Problem details
How many of the lines below contain the string "photo"? Reply with the number alone.

Source material
--------
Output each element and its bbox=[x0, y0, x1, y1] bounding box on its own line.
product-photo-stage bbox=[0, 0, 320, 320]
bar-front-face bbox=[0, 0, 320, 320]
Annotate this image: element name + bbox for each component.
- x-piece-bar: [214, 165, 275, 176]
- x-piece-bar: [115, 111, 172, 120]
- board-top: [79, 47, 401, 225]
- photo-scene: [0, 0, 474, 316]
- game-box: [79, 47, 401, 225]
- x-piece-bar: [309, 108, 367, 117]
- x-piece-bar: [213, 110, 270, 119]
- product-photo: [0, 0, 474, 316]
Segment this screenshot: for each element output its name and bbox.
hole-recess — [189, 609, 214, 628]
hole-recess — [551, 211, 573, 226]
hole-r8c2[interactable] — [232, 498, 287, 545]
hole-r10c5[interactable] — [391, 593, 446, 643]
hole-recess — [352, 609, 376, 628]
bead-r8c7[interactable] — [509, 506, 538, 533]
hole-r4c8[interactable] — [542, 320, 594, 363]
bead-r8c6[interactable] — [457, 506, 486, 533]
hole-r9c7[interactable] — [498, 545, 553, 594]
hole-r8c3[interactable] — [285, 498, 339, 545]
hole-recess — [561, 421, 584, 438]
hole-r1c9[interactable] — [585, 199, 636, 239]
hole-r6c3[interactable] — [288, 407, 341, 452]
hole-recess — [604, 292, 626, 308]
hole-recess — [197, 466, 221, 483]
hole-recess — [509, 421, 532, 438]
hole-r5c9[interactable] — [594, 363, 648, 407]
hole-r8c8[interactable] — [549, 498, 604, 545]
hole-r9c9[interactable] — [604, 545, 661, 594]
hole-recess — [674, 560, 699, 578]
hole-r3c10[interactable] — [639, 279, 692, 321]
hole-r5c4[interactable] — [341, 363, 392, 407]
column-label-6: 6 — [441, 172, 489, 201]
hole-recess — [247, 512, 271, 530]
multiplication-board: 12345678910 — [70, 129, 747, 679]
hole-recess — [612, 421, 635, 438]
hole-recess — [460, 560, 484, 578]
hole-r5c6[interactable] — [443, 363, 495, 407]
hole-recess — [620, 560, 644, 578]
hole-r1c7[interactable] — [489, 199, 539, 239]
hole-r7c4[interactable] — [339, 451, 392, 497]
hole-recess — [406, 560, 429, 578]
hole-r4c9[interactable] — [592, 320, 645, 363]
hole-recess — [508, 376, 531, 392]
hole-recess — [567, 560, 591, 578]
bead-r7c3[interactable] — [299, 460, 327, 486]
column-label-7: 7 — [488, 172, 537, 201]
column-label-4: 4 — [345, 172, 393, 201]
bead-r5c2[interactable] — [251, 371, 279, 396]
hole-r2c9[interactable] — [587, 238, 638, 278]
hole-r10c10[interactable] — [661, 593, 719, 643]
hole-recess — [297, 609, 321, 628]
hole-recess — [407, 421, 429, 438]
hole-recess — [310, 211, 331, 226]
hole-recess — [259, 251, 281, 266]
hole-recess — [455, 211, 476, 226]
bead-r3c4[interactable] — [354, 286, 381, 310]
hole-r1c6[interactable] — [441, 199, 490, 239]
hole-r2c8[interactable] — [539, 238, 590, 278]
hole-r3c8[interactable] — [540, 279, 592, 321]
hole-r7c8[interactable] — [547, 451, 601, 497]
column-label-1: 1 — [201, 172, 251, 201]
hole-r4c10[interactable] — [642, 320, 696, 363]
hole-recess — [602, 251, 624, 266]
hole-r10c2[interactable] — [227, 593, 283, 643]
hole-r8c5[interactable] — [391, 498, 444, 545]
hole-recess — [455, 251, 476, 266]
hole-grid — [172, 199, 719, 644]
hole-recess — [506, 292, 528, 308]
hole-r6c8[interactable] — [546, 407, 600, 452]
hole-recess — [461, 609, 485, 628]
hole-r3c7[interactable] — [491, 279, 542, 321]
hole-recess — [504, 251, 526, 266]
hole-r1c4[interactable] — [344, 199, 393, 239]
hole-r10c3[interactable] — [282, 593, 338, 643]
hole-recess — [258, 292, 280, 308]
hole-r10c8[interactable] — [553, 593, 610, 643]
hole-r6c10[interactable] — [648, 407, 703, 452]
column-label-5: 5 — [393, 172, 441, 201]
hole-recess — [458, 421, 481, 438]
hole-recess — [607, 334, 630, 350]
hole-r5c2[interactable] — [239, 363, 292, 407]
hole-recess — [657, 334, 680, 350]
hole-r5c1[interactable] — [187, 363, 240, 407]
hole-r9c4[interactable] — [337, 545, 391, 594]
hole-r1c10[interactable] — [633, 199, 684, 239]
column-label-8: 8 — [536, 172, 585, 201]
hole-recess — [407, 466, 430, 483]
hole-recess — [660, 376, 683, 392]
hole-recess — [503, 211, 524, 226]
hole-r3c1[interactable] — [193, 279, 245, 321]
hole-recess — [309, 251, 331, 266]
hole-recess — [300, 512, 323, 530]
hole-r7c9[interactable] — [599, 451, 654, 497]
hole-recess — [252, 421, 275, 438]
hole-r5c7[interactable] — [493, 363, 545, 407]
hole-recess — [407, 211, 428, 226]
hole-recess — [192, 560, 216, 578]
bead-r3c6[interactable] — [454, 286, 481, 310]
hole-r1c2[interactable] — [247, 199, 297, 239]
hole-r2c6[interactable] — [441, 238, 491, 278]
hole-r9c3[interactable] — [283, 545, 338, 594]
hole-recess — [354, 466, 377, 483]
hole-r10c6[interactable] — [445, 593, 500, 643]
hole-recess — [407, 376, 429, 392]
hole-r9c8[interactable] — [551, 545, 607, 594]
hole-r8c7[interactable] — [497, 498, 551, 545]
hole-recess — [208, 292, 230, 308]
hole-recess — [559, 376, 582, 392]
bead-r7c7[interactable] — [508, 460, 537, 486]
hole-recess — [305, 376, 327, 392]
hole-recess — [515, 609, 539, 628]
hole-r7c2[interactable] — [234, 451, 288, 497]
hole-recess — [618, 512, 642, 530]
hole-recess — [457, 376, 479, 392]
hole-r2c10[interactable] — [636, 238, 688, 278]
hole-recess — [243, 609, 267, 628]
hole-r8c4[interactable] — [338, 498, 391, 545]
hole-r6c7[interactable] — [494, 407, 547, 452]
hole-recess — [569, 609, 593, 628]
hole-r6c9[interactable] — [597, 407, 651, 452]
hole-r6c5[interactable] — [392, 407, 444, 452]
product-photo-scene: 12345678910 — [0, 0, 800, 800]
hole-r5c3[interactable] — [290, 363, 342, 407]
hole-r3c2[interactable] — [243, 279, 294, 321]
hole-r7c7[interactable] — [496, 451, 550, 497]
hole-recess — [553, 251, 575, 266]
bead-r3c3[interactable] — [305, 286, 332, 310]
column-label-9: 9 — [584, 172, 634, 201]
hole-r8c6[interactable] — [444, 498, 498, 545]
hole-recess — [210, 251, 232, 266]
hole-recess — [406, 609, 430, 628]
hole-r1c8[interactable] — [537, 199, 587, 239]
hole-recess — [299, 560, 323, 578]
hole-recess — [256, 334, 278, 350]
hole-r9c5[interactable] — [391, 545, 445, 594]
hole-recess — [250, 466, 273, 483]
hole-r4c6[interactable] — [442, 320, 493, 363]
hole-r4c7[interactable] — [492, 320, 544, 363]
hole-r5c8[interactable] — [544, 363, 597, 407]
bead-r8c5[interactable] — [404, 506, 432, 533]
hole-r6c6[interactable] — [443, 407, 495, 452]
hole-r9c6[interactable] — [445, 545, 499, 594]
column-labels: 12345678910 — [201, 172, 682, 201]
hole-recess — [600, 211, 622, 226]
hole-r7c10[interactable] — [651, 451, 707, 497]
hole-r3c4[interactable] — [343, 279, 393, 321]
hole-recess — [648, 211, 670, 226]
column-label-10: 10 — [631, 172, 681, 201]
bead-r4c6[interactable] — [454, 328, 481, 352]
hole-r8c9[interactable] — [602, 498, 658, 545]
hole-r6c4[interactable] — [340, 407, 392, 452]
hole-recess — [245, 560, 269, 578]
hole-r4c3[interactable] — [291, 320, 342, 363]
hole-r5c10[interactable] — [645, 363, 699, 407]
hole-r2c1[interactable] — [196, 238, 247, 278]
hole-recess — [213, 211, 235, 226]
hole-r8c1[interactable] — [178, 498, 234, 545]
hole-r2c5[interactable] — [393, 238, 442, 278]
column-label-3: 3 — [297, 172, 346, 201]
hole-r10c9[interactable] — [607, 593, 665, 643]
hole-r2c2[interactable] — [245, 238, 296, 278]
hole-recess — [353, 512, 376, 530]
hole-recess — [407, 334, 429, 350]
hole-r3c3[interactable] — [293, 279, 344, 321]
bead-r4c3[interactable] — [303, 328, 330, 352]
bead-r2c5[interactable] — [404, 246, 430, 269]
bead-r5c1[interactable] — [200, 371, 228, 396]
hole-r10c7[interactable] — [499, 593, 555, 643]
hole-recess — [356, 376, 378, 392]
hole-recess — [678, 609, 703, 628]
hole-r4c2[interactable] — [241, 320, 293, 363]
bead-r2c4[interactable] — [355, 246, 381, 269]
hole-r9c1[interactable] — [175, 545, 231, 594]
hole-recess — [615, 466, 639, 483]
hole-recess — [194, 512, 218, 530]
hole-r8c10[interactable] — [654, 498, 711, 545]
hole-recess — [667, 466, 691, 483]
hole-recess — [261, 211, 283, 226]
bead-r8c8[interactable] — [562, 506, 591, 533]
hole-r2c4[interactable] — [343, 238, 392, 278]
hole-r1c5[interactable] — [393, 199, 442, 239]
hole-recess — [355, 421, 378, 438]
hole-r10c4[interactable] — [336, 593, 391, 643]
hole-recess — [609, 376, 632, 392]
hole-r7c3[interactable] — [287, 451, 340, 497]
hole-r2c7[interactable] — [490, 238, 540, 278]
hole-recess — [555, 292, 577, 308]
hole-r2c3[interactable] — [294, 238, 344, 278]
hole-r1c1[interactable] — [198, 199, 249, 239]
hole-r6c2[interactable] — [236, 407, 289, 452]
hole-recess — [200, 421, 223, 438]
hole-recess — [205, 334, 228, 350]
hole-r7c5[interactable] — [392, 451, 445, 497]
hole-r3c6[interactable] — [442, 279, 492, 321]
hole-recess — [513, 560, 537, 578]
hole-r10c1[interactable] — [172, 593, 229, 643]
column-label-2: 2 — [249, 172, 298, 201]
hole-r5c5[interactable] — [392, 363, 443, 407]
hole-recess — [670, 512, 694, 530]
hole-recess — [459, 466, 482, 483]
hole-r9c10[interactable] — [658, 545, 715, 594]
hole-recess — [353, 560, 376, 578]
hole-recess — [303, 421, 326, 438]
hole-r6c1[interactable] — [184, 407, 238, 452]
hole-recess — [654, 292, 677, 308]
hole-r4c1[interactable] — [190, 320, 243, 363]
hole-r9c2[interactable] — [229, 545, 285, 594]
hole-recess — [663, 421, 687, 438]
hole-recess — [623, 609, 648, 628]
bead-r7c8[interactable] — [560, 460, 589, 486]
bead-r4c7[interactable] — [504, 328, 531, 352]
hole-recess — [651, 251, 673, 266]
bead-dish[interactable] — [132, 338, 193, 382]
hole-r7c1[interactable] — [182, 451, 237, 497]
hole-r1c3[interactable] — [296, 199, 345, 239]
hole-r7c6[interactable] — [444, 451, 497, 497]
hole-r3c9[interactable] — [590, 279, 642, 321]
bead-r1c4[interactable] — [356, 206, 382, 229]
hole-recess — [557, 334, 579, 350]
--------
Answer
4